* START Record extracts *

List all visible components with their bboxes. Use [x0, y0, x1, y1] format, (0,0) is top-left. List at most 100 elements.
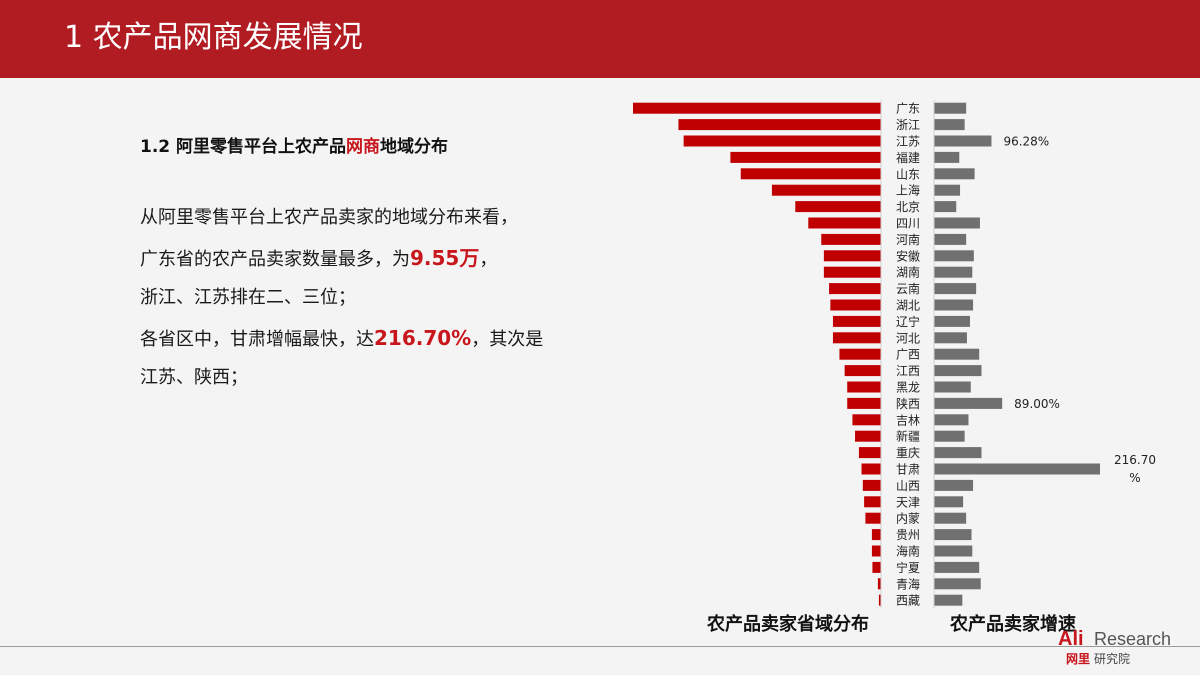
seller-bar	[830, 299, 881, 311]
seller-bar	[740, 168, 881, 180]
seller-bar	[683, 135, 881, 147]
growth-bar	[934, 250, 974, 262]
province-label: 江西	[896, 364, 920, 378]
body-line-4-prefix: 各省区中，甘肃增幅最快，达	[140, 329, 374, 350]
province-label: 海南	[896, 544, 920, 559]
body-line-1: 从阿里零售平台上农产品卖家的地域分布来看，	[140, 207, 518, 228]
growth-bar	[934, 578, 981, 590]
seller-count-highlight: 9.55万	[410, 246, 480, 270]
growth-bar	[934, 135, 992, 147]
province-label: 西藏	[896, 594, 920, 608]
province-label: 福建	[896, 150, 920, 165]
province-label: 云南	[896, 281, 920, 296]
growth-bar	[934, 463, 1100, 475]
growth-bar	[934, 233, 967, 245]
data-label-gansu-unit: %	[1129, 471, 1140, 485]
body-line-2-prefix: 广东省的农产品卖家数量最多，为	[140, 249, 410, 270]
growth-bar	[934, 168, 975, 180]
subtitle-highlight: 网商	[346, 137, 381, 157]
province-label: 山东	[896, 167, 920, 181]
growth-bar	[934, 414, 969, 426]
province-label: 江苏	[896, 135, 920, 149]
body-line-4-suffix: ，其次是	[471, 329, 544, 350]
growth-bar	[934, 447, 982, 459]
seller-bar	[832, 332, 881, 344]
body-line-5: 江苏、陕西；	[140, 367, 248, 388]
logo-ali-text: Ali	[1058, 628, 1084, 650]
seller-bar	[847, 381, 881, 393]
data-label-gansu: 216.70	[1114, 453, 1156, 467]
seller-bar	[877, 578, 881, 590]
body-line-3: 浙江、江苏排在二、三位；	[140, 287, 356, 308]
growth-bar	[934, 496, 964, 508]
growth-bar	[934, 348, 980, 360]
left-chart-title: 农产品卖家省域分布	[706, 613, 869, 635]
body-text: 从阿里零售平台上农产品卖家的地域分布来看， 广东省的农产品卖家数量最多，为9.5…	[140, 198, 610, 398]
seller-bar	[861, 463, 881, 475]
seller-bar	[633, 102, 881, 114]
province-label: 陕西	[896, 396, 920, 411]
province-label: 上海	[896, 183, 920, 198]
province-label: 贵州	[896, 528, 920, 542]
seller-bar	[808, 217, 881, 229]
growth-bar	[934, 332, 967, 344]
growth-bar	[934, 397, 1003, 409]
seller-bar	[865, 512, 881, 524]
growth-bar	[934, 545, 973, 557]
growth-bar	[934, 430, 965, 442]
province-label: 宁夏	[896, 560, 920, 575]
growth-bar	[934, 315, 971, 327]
seller-bar	[821, 233, 881, 245]
seller-bar	[878, 594, 881, 606]
seller-bar	[771, 184, 881, 196]
body-line-4: 各省区中，甘肃增幅最快，达216.70%，其次是	[140, 318, 610, 358]
seller-bar	[864, 496, 881, 508]
growth-bar	[934, 283, 977, 295]
footer-divider	[0, 646, 1200, 647]
province-label: 吉林	[896, 413, 920, 427]
province-label: 湖北	[896, 298, 920, 313]
province-label: 安徽	[896, 248, 920, 263]
seller-bar	[829, 283, 881, 295]
seller-bar	[862, 479, 881, 491]
seller-bar	[852, 414, 881, 426]
header-bar: 1 农产品网商发展情况	[0, 0, 1200, 78]
growth-bar	[934, 217, 980, 229]
growth-bar	[934, 365, 982, 377]
province-label: 重庆	[896, 446, 920, 460]
seller-bar	[839, 348, 881, 360]
province-label: 辽宁	[896, 314, 920, 329]
growth-bar	[934, 201, 957, 213]
province-label: 浙江	[896, 118, 920, 132]
growth-rate-highlight: 216.70%	[374, 326, 472, 350]
province-label: 新疆	[896, 429, 920, 444]
growth-bar	[934, 102, 967, 114]
growth-bar	[934, 119, 965, 131]
page-title: 1 农产品网商发展情况	[64, 20, 363, 55]
seller-bar	[678, 119, 881, 131]
province-label: 河北	[896, 331, 920, 345]
province-label: 广西	[896, 348, 920, 362]
logo-cn-red-text: 网里	[1066, 652, 1091, 666]
growth-bar	[934, 266, 973, 278]
province-label: 黑龙	[896, 381, 920, 395]
growth-bar	[934, 299, 974, 311]
province-label: 四川	[896, 217, 920, 231]
subtitle-suffix: 地域分布	[380, 137, 449, 157]
seller-bar	[871, 529, 881, 541]
province-label: 广东	[896, 102, 920, 116]
data-label-shaanxi: 89.00%	[1014, 397, 1060, 411]
subtitle-prefix: 1.2 阿里零售平台上农产品	[140, 137, 347, 157]
province-label: 青海	[896, 576, 920, 591]
growth-bar	[934, 561, 980, 573]
seller-bar	[730, 151, 881, 163]
growth-bar	[934, 479, 974, 491]
seller-bar	[855, 430, 881, 442]
right-chart-title: 农产品卖家增速	[949, 613, 1076, 635]
province-label: 山西	[896, 479, 920, 493]
growth-bar	[934, 594, 963, 606]
province-label: 北京	[896, 200, 920, 214]
seller-bar	[795, 201, 881, 213]
growth-bar	[934, 381, 971, 393]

* END Record extracts *

Exercise instructions: Write out the lines above word for word, starting at the line containing "299, 881, 311]" and ending at the line containing "613, 869, 635]", both included.

Output for this exercise:
seller-bar	[830, 299, 881, 311]
seller-bar	[740, 168, 881, 180]
seller-bar	[683, 135, 881, 147]
growth-bar	[934, 250, 974, 262]
province-label: 江西	[896, 364, 920, 378]
body-line-4-prefix: 各省区中，甘肃增幅最快，达	[140, 329, 374, 350]
province-label: 海南	[896, 544, 920, 559]
body-line-1: 从阿里零售平台上农产品卖家的地域分布来看，	[140, 207, 518, 228]
growth-bar	[934, 578, 981, 590]
seller-count-highlight: 9.55万	[410, 246, 480, 270]
growth-bar	[934, 135, 992, 147]
province-label: 西藏	[896, 594, 920, 608]
province-label: 福建	[896, 150, 920, 165]
province-label: 云南	[896, 281, 920, 296]
growth-bar	[934, 463, 1100, 475]
growth-bar	[934, 233, 967, 245]
data-label-gansu-unit: %	[1129, 471, 1140, 485]
body-line-2-prefix: 广东省的农产品卖家数量最多，为	[140, 249, 410, 270]
growth-bar	[934, 168, 975, 180]
subtitle-highlight: 网商	[346, 137, 381, 157]
province-label: 山东	[896, 167, 920, 181]
growth-bar	[934, 414, 969, 426]
province-label: 江苏	[896, 135, 920, 149]
body-line-4-suffix: ，其次是	[471, 329, 544, 350]
growth-bar	[934, 447, 982, 459]
seller-bar	[832, 332, 881, 344]
body-line-5: 江苏、陕西；	[140, 367, 248, 388]
logo-ali-text: Ali	[1058, 628, 1084, 650]
seller-bar	[847, 381, 881, 393]
data-label-gansu: 216.70	[1114, 453, 1156, 467]
seller-bar	[877, 578, 881, 590]
body-line-3: 浙江、江苏排在二、三位；	[140, 287, 356, 308]
growth-bar	[934, 496, 964, 508]
growth-bar	[934, 348, 980, 360]
left-chart-title: 农产品卖家省域分布	[706, 613, 869, 635]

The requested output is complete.